Javier Marías, en la memoria

Mi idea mental de Javier Marías, requiescat in pace, se corresponde con la de aquella que ha dejado en su novelística. Sus columnas son un diario de costumbres y vicios de España, aunque esta distinción la hago por hacer graciosamente una distinción. Su obra, no me cabe duda, ha sido y es una proeza literaria. Merecía el premio Nobel de literatura, Borges también. Lo menciono porque estos dos escritores lo merecieron, mas sabemos que el camino del premio Nobel es incierto. La hermosura de sus personajes de ficción y la coherencia de sus narraciones son, desde mi entender, superadas por su talento sintáctico. No ha habido un escritor con ese genio sintáctico como Javier Marías, en los últimos cincuenta años.

 Lo echaba de menos últimamente en su columna dominical. También me extrañaba que no lo hubieran expulsado de la casa editora en la que le publicaban. Describía aspectos de la realidad política y literaria, como un náufrago lanza botellas al océano con la improbable esperanza de un destinatario, desde su isla, distante de la fanfarria y el fárrago indigeribles, más propias de una feria y tamborradas.

Registros de datos
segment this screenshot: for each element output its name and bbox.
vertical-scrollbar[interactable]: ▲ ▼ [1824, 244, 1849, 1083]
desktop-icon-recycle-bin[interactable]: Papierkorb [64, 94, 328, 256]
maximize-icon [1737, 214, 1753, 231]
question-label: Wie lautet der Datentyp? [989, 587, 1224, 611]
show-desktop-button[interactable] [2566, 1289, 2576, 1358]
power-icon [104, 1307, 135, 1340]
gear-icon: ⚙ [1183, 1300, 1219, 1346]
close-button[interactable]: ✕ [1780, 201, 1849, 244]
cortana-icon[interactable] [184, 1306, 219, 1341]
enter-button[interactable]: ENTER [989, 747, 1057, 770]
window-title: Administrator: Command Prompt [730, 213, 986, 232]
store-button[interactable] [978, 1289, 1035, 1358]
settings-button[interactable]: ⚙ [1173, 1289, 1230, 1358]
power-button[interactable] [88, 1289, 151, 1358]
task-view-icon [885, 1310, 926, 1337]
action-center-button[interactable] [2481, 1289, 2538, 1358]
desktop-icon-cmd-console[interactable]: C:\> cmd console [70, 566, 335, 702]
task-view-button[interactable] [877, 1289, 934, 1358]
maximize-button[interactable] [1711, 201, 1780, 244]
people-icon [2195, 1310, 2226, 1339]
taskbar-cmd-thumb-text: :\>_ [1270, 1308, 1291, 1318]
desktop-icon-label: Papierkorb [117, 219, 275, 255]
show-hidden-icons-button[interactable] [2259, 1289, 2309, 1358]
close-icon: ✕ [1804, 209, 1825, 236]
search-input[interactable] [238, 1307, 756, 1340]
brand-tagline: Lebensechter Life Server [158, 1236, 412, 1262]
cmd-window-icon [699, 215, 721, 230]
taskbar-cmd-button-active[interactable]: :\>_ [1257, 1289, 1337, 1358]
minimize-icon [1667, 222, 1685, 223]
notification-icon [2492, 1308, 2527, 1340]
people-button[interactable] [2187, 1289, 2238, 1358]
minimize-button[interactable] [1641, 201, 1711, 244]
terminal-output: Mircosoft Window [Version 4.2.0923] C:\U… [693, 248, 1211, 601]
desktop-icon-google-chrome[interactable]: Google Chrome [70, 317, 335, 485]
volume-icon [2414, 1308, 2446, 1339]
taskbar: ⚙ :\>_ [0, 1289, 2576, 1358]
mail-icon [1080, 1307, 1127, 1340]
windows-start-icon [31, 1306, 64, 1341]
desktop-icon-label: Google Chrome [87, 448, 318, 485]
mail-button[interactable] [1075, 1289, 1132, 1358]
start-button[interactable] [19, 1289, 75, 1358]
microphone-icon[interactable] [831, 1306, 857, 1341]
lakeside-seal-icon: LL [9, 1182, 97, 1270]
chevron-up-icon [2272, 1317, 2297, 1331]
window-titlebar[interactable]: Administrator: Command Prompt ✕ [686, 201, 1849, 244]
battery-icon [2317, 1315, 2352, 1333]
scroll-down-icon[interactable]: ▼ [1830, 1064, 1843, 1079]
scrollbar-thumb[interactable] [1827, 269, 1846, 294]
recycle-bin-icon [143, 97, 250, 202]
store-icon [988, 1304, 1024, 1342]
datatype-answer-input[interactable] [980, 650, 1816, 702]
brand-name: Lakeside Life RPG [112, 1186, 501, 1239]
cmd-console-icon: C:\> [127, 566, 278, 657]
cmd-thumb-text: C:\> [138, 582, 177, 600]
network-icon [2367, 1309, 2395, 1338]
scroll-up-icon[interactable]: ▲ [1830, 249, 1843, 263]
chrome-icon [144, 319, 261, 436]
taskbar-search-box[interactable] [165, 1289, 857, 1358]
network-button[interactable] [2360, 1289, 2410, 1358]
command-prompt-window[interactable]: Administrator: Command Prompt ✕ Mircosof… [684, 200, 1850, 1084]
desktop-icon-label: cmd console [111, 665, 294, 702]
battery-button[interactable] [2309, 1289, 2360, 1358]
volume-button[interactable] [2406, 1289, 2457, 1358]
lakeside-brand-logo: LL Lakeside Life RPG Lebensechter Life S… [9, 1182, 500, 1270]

Consignas de trabajo
[1] Responde según el texto sobre Javier Marías:
(a) ¿Qué otro escritor, además de Marías, merecía el premio Nobel de literatura?
(b) ¿Qué supera, a juicio del autor, la hermosura de los personajes y la coherencia de las narraciones de Marías?
(c) ¿En qué columna lo echaba de menos últimamente el autor?
[2] Prosigue el texto sobre Javier Marías a partir de su última oración.

Resultados por tarea
[1]
(a) Borges.
(b) Su talento sintáctico.
(c) En su columna dominical.

[2]
 Canarias queda demasiado lejos de Madrid donde residía, por lo cual que, y porque me apartado hace tiempo de las capillitas del cotilleo literario, desconocía que estuviera enfermo. Podía detenerme en páginas de texto suyo como «Negra espalda del tiempo» que, pese a su sintaxis de orfebre, parecían sencillas como sólo el mejor español de los últimos cincuentas años puede lograr. Acaso otro escritor tuvo esa capacidad de hacer lo difícil tan naturalmente fácil. No es otro que José Saramago, en «El evangelio según Jesucristo» hizo gala de esa magia de la que hablamos. Por cierto, no recuerdo el porqué de la condena del papal a esa obra, por mi cuenta y riesgo pienso que fue debido probablemente a sus seculares reflejos dogmáticos, antes que por motivos espirituales, los cuales tics han acompañado a la Iglesia en el tiempo desde su fundación paulina. La Iglesia gestiona su propio reino, la Iglesia, a pesar del tiempo de secularización, prosigue la edición doctrinal de una teología política raramente inspirada.

 Por azar comenzó mi lectura de toda la obra de José Saramago, con «Manual de escritura y Caligrafía», por casualidad, y supe ya en esa temprana obra que era un escritor descomunal, con Javier Marías me ocurrió lo propio, con «Corazón tan blanco». En la obra de Javier Marías nada sobra, podría comprender las obras de Javier Marías por su propia concepción como una cinta de Moebius.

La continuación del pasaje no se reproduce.